::: Data provided :::

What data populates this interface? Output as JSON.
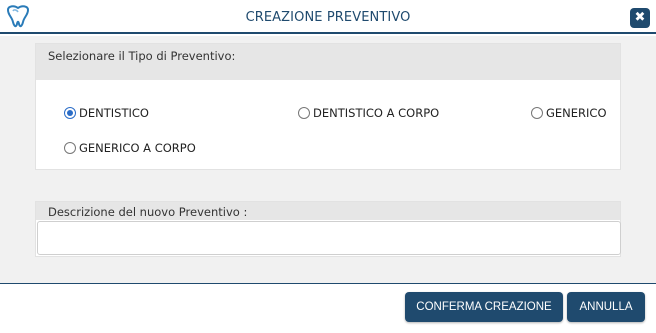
{
  "dialog": {
    "title": "CREAZIONE PREVENTIVO",
    "close_icon": "close-x-icon",
    "logo_icon": "tooth-logo-icon"
  },
  "type_section": {
    "header": "Selezionare il Tipo di Preventivo:",
    "options": [
      {
        "label": "DENTISTICO",
        "checked": true
      },
      {
        "label": "DENTISTICO A CORPO",
        "checked": false
      },
      {
        "label": "GENERICO",
        "checked": false
      },
      {
        "label": "GENERICO A CORPO",
        "checked": false
      }
    ]
  },
  "description_section": {
    "header": "Descrizione del nuovo Preventivo :",
    "value": "",
    "placeholder": ""
  },
  "footer": {
    "confirm_label": "CONFERMA CREAZIONE",
    "cancel_label": "ANNULLA"
  },
  "colors": {
    "primary": "#1f4a6e",
    "radio_selected": "#2a6cc7",
    "background": "#f1f1f1",
    "panel_header": "#e6e6e6"
  }
}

:::

Leave out all images, then reproduce the entries above exactly.

(The solution):
What data populates this interface? Output as JSON.
{
  "dialog": {
    "title": "CREAZIONE PREVENTIVO",
    "close_icon": "close-x-icon",
    "logo_icon": "tooth-logo-icon"
  },
  "type_section": {
    "header": "Selezionare il Tipo di Preventivo:",
    "options": [
      {
        "label": "DENTISTICO",
        "checked": true
      },
      {
        "label": "DENTISTICO A CORPO",
        "checked": false
      },
      {
        "label": "GENERICO",
        "checked": false
      },
      {
        "label": "GENERICO A CORPO",
        "checked": false
      }
    ]
  },
  "description_section": {
    "header": "Descrizione del nuovo Preventivo :",
    "value": "",
    "placeholder": ""
  },
  "footer": {
    "confirm_label": "CONFERMA CREAZIONE",
    "cancel_label": "ANNULLA"
  },
  "colors": {
    "primary": "#1f4a6e",
    "radio_selected": "#2a6cc7",
    "background": "#f1f1f1",
    "panel_header": "#e6e6e6"
  }
}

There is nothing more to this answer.